Directions:
Copy each line of the listing below exactly.

# START OF Exercise inputs

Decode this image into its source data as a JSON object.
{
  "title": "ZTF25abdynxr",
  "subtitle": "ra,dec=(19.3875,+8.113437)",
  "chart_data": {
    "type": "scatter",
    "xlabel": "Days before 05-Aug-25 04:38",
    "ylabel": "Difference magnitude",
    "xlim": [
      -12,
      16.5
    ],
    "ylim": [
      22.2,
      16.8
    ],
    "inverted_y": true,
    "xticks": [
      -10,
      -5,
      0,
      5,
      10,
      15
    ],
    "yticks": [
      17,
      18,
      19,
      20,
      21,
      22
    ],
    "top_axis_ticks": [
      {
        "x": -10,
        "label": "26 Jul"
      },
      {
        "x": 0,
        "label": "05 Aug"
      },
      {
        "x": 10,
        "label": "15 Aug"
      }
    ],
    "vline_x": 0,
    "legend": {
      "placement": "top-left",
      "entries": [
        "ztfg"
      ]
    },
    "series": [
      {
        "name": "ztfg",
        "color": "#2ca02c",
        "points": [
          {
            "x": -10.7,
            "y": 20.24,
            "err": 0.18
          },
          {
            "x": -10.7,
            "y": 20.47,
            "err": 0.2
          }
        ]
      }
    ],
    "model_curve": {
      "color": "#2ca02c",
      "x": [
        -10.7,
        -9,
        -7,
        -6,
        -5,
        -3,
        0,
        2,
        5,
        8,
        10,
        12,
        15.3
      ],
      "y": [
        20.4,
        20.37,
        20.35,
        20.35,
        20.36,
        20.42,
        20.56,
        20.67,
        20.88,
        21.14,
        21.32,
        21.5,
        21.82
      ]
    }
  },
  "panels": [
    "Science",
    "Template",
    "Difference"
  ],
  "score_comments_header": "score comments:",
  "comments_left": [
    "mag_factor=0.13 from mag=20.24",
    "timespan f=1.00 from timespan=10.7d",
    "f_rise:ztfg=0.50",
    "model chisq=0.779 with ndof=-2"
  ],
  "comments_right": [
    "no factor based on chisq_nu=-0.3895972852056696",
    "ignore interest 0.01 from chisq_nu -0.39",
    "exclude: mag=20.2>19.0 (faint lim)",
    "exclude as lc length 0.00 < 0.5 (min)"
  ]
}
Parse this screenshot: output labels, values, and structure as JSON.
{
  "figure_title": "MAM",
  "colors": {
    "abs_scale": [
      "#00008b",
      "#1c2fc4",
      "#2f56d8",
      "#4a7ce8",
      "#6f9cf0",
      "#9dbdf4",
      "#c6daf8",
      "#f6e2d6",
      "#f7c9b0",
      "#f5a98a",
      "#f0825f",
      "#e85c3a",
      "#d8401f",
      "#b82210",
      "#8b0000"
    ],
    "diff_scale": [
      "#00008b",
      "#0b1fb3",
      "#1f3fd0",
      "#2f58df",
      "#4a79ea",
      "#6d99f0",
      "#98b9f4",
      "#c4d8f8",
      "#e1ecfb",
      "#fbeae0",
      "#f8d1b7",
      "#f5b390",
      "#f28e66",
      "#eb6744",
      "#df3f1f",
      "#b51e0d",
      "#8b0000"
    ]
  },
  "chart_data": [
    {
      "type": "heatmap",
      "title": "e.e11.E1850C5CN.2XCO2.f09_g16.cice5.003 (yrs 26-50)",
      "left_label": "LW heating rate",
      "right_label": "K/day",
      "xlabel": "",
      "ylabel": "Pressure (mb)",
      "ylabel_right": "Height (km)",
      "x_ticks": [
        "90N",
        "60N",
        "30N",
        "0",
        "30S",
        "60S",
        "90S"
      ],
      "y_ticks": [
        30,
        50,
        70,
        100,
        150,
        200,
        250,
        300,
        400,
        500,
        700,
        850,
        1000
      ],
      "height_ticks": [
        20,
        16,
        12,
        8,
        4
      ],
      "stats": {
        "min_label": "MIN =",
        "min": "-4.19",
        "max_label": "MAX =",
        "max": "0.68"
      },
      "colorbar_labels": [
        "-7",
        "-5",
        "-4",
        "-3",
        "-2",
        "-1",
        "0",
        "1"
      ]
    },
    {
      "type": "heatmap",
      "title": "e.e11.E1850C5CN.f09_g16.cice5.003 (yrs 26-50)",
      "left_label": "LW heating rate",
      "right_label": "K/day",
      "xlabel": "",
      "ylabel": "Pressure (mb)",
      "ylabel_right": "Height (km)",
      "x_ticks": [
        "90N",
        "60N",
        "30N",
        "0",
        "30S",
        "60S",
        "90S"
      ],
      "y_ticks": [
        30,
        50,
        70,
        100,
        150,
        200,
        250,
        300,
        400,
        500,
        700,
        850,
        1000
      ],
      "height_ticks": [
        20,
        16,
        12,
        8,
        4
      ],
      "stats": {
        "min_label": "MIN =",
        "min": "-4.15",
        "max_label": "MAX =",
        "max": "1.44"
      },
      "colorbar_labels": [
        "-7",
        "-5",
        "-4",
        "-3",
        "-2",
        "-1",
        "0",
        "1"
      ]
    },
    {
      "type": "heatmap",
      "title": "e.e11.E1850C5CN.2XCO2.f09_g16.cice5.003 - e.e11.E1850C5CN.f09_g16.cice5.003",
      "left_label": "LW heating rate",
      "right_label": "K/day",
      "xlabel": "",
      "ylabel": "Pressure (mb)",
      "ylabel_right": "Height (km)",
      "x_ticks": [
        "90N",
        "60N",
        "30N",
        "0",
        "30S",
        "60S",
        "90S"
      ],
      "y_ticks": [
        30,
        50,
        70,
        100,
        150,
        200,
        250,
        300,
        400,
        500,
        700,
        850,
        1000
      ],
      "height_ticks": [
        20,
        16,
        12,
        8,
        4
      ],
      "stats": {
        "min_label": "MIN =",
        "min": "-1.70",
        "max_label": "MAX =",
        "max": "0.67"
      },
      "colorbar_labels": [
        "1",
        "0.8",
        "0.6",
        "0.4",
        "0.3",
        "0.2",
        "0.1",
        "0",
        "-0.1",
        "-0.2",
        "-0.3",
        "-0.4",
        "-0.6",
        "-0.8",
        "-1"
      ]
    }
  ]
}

# END OF Exercise inputs

Task answer:
Decode this image into its source data as a JSON object.
{
  "title": "ZTF25abdynxr",
  "subtitle": "ra,dec=(19.3875,+8.113437)",
  "chart_data": {
    "type": "scatter",
    "xlabel": "Days before 05-Aug-25 04:38",
    "ylabel": "Difference magnitude",
    "xlim": [
      -12,
      16.5
    ],
    "ylim": [
      22.2,
      16.8
    ],
    "inverted_y": true,
    "xticks": [
      -10,
      -5,
      0,
      5,
      10,
      15
    ],
    "yticks": [
      17,
      18,
      19,
      20,
      21,
      22
    ],
    "top_axis_ticks": [
      {
        "x": -10,
        "label": "26 Jul"
      },
      {
        "x": 0,
        "label": "05 Aug"
      },
      {
        "x": 10,
        "label": "15 Aug"
      }
    ],
    "vline_x": 0,
    "legend": {
      "placement": "top-left",
      "entries": [
        "ztfg"
      ]
    },
    "series": [
      {
        "name": "ztfg",
        "color": "#2ca02c",
        "points": [
          {
            "x": -10.7,
            "y": 20.24,
            "err": 0.18
          },
          {
            "x": -10.7,
            "y": 20.47,
            "err": 0.2
          }
        ]
      }
    ],
    "model_curve": {
      "color": "#2ca02c",
      "x": [
        -10.7,
        -9,
        -7,
        -6,
        -5,
        -3,
        0,
        2,
        5,
        8,
        10,
        12,
        15.3
      ],
      "y": [
        20.4,
        20.37,
        20.35,
        20.35,
        20.36,
        20.42,
        20.56,
        20.67,
        20.88,
        21.14,
        21.32,
        21.5,
        21.82
      ]
    }
  },
  "panels": [
    "Science",
    "Template",
    "Difference"
  ],
  "score_comments_header": "score comments:",
  "comments_left": [
    "mag_factor=0.13 from mag=20.24",
    "timespan f=1.00 from timespan=10.7d",
    "f_rise:ztfg=0.50",
    "model chisq=0.779 with ndof=-2"
  ],
  "comments_right": [
    "no factor based on chisq_nu=-0.3895972852056696",
    "ignore interest 0.01 from chisq_nu -0.39",
    "exclude: mag=20.2>19.0 (faint lim)",
    "exclude as lc length 0.00 < 0.5 (min)"
  ]
}
Parse this screenshot: output labels, values, and structure as JSON.
{
  "figure_title": "MAM",
  "colors": {
    "abs_scale": [
      "#00008b",
      "#1c2fc4",
      "#2f56d8",
      "#4a7ce8",
      "#6f9cf0",
      "#9dbdf4",
      "#c6daf8",
      "#f6e2d6",
      "#f7c9b0",
      "#f5a98a",
      "#f0825f",
      "#e85c3a",
      "#d8401f",
      "#b82210",
      "#8b0000"
    ],
    "diff_scale": [
      "#00008b",
      "#0b1fb3",
      "#1f3fd0",
      "#2f58df",
      "#4a79ea",
      "#6d99f0",
      "#98b9f4",
      "#c4d8f8",
      "#e1ecfb",
      "#fbeae0",
      "#f8d1b7",
      "#f5b390",
      "#f28e66",
      "#eb6744",
      "#df3f1f",
      "#b51e0d",
      "#8b0000"
    ]
  },
  "chart_data": [
    {
      "type": "heatmap",
      "title": "e.e11.E1850C5CN.2XCO2.f09_g16.cice5.003 (yrs 26-50)",
      "left_label": "LW heating rate",
      "right_label": "K/day",
      "xlabel": "",
      "ylabel": "Pressure (mb)",
      "ylabel_right": "Height (km)",
      "x_ticks": [
        "90N",
        "60N",
        "30N",
        "0",
        "30S",
        "60S",
        "90S"
      ],
      "y_ticks": [
        30,
        50,
        70,
        100,
        150,
        200,
        250,
        300,
        400,
        500,
        700,
        850,
        1000
      ],
      "height_ticks": [
        20,
        16,
        12,
        8,
        4
      ],
      "stats": {
        "min_label": "MIN =",
        "min": "-4.19",
        "max_label": "MAX =",
        "max": "0.68"
      },
      "colorbar_labels": [
        "-7",
        "-5",
        "-4",
        "-3",
        "-2",
        "-1",
        "0",
        "1"
      ]
    },
    {
      "type": "heatmap",
      "title": "e.e11.E1850C5CN.f09_g16.cice5.003 (yrs 26-50)",
      "left_label": "LW heating rate",
      "right_label": "K/day",
      "xlabel": "",
      "ylabel": "Pressure (mb)",
      "ylabel_right": "Height (km)",
      "x_ticks": [
        "90N",
        "60N",
        "30N",
        "0",
        "30S",
        "60S",
        "90S"
      ],
      "y_ticks": [
        30,
        50,
        70,
        100,
        150,
        200,
        250,
        300,
        400,
        500,
        700,
        850,
        1000
      ],
      "height_ticks": [
        20,
        16,
        12,
        8,
        4
      ],
      "stats": {
        "min_label": "MIN =",
        "min": "-4.15",
        "max_label": "MAX =",
        "max": "1.44"
      },
      "colorbar_labels": [
        "-7",
        "-5",
        "-4",
        "-3",
        "-2",
        "-1",
        "0",
        "1"
      ]
    },
    {
      "type": "heatmap",
      "title": "e.e11.E1850C5CN.2XCO2.f09_g16.cice5.003 - e.e11.E1850C5CN.f09_g16.cice5.003",
      "left_label": "LW heating rate",
      "right_label": "K/day",
      "xlabel": "",
      "ylabel": "Pressure (mb)",
      "ylabel_right": "Height (km)",
      "x_ticks": [
        "90N",
        "60N",
        "30N",
        "0",
        "30S",
        "60S",
        "90S"
      ],
      "y_ticks": [
        30,
        50,
        70,
        100,
        150,
        200,
        250,
        300,
        400,
        500,
        700,
        850,
        1000
      ],
      "height_ticks": [
        20,
        16,
        12,
        8,
        4
      ],
      "stats": {
        "min_label": "MIN =",
        "min": "-1.70",
        "max_label": "MAX =",
        "max": "0.67"
      },
      "colorbar_labels": [
        "1",
        "0.8",
        "0.6",
        "0.4",
        "0.3",
        "0.2",
        "0.1",
        "0",
        "-0.1",
        "-0.2",
        "-0.3",
        "-0.4",
        "-0.6",
        "-0.8",
        "-1"
      ]
    }
  ]
}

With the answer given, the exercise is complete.